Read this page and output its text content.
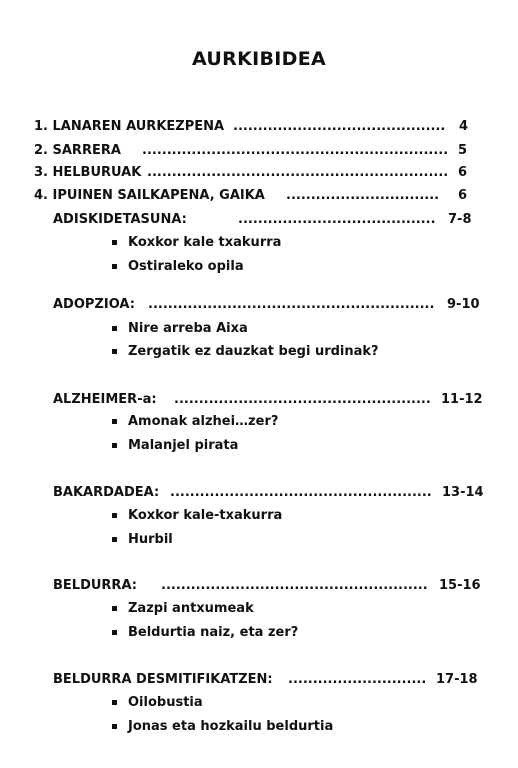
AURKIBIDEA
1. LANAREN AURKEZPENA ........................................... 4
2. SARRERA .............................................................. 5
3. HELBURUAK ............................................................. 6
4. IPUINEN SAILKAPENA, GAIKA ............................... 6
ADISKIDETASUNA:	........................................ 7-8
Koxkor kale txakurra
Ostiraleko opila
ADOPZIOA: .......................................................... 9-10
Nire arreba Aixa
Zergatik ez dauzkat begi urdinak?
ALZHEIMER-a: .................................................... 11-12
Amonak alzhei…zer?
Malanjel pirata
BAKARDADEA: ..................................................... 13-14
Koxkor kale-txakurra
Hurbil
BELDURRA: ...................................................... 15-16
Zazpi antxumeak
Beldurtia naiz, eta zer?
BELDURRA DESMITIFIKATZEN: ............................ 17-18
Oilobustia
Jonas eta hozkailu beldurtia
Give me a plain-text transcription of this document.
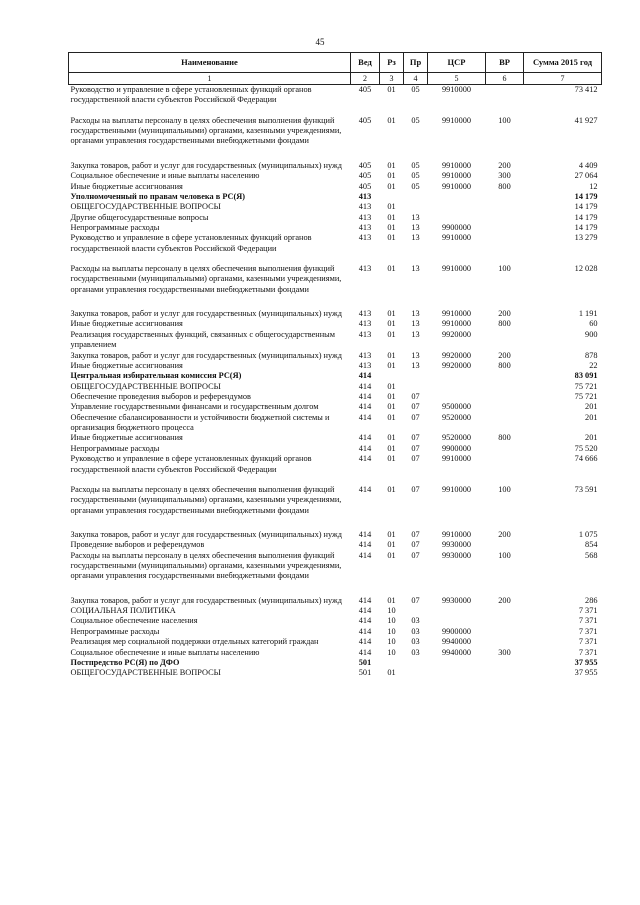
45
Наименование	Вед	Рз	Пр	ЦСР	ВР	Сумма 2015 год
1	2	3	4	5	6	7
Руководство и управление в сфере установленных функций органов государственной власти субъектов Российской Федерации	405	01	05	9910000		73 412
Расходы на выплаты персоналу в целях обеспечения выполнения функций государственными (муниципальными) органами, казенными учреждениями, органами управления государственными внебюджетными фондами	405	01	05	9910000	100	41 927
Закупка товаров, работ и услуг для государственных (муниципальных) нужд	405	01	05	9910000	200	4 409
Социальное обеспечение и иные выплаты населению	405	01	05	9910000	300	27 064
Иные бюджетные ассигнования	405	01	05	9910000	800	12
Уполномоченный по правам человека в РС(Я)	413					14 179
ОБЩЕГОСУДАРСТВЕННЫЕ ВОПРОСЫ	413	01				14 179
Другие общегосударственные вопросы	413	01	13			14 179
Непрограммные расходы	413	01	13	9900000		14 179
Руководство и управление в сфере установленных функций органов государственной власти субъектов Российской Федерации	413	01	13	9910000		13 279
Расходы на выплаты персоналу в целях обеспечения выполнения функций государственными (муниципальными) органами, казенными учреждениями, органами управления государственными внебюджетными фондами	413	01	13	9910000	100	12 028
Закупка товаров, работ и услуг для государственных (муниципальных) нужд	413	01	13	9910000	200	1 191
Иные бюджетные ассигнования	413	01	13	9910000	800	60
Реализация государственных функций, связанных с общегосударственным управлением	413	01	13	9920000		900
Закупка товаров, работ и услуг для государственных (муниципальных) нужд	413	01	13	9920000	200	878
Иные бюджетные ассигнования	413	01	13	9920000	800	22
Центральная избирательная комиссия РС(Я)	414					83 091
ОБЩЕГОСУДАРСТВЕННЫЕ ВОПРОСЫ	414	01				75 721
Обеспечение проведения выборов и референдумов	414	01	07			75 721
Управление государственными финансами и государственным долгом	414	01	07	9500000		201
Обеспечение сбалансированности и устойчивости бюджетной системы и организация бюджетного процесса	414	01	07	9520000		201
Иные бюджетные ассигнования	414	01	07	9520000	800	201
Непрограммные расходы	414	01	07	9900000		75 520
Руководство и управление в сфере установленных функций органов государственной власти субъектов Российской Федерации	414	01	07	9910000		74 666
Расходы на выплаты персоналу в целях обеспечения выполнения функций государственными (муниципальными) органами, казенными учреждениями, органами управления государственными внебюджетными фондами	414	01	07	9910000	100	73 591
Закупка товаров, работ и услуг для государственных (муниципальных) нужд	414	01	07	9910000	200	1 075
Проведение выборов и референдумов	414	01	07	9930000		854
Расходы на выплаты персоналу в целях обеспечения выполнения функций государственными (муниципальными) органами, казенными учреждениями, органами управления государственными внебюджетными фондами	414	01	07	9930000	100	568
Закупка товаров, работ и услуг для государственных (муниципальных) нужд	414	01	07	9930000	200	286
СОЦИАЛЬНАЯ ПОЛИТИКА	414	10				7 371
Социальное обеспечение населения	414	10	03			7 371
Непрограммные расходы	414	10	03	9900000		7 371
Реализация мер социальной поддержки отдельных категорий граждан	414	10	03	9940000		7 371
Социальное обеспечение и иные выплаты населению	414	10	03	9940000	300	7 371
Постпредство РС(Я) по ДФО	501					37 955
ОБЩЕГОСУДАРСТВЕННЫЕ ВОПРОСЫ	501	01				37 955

---+---

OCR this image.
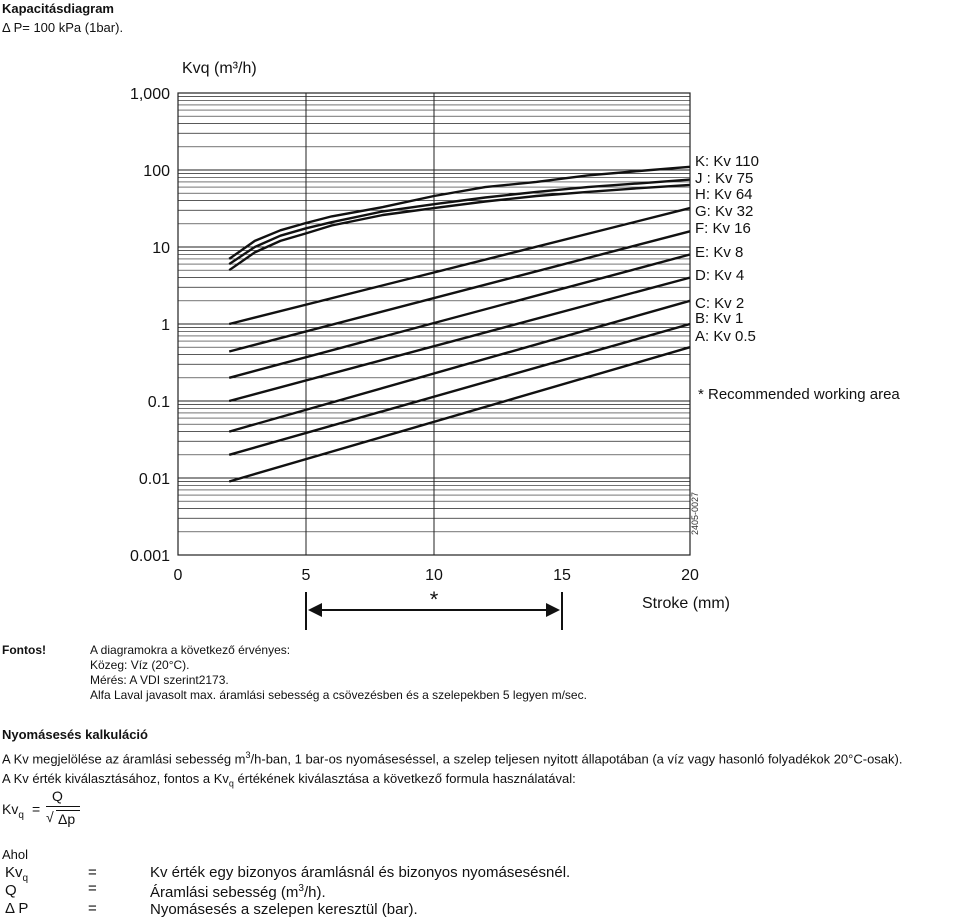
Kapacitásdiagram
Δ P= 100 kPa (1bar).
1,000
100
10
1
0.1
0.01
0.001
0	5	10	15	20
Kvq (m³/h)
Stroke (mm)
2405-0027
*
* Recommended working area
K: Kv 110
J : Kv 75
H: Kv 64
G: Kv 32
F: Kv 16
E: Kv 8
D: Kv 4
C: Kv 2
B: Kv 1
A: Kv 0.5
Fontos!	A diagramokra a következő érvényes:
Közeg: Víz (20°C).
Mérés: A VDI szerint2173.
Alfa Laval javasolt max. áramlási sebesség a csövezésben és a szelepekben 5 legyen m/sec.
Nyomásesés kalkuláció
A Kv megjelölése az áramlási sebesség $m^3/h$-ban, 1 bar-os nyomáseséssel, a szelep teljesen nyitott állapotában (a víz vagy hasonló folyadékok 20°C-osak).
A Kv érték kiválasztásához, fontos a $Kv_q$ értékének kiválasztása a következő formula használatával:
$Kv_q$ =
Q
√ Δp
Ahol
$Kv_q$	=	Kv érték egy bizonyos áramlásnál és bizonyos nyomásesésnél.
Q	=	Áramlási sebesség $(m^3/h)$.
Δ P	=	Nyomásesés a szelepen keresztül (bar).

---+---

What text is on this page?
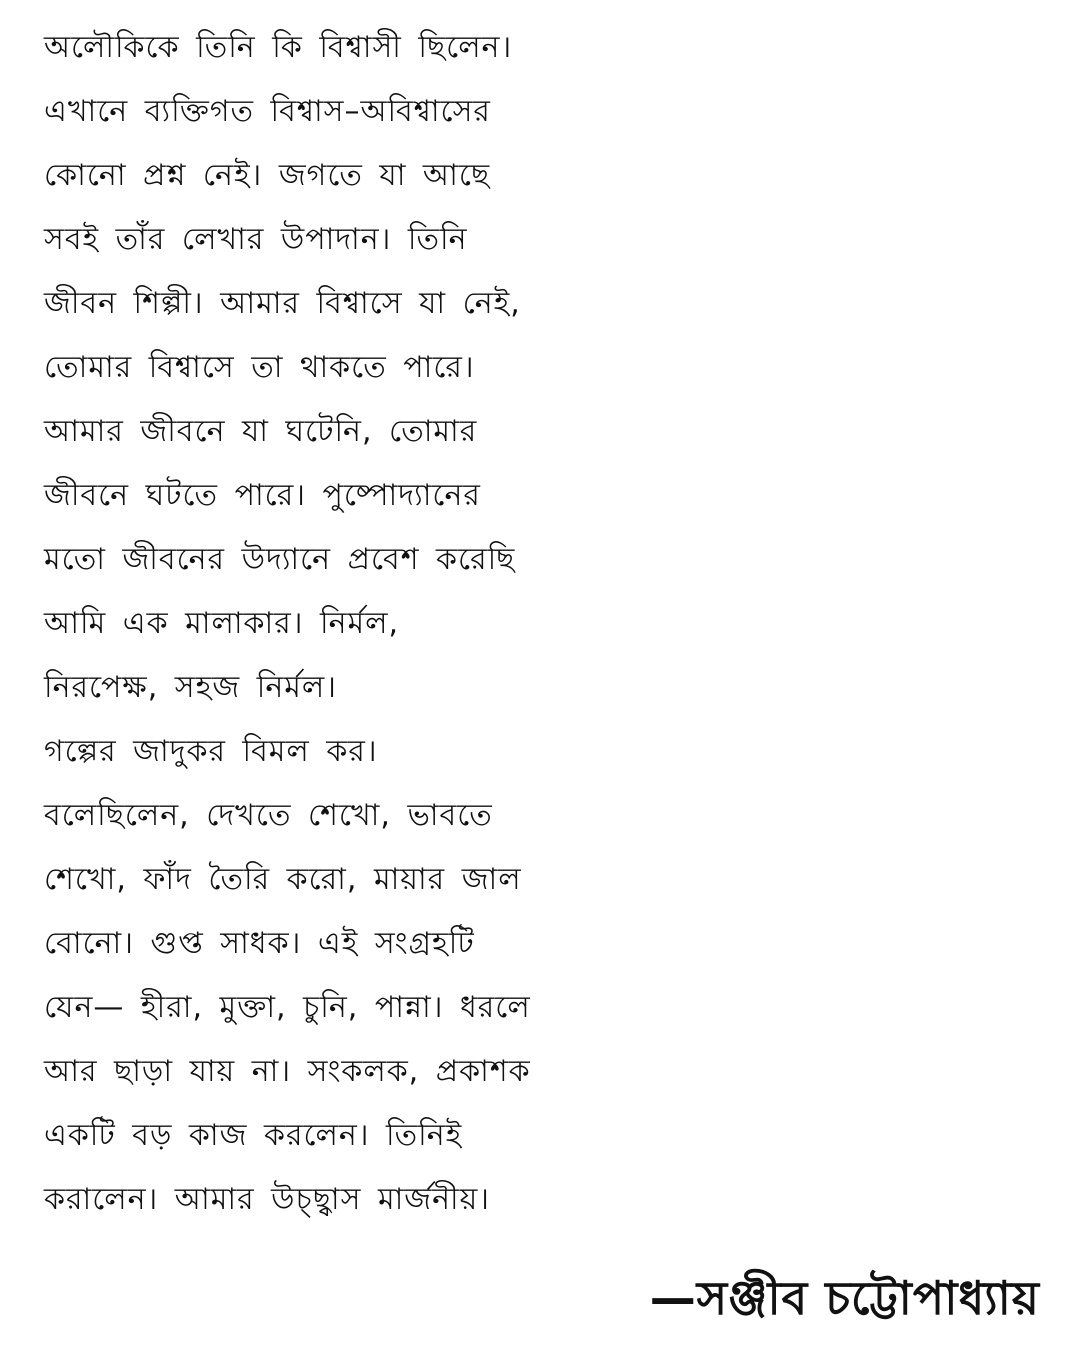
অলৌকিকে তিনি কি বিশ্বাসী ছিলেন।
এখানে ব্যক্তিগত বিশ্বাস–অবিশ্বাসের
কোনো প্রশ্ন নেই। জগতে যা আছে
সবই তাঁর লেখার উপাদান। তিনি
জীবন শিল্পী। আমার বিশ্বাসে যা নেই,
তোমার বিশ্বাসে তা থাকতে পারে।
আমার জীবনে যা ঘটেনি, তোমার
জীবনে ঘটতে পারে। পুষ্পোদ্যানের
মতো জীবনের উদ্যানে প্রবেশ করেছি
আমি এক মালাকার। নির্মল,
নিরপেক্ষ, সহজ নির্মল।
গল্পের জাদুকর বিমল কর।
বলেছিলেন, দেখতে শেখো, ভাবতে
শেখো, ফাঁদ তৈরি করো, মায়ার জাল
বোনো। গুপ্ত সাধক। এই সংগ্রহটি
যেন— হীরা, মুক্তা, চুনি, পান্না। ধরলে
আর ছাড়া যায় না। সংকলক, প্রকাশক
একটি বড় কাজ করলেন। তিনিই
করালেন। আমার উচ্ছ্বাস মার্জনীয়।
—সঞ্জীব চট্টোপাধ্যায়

---+---

**TASK TO COMPLETE**
Pull every line containing "text" from the data.

**CORRECT OUTPUT**
Read this page and output its text content.
Give me a plain-text transcription of this document.
What text is on this page?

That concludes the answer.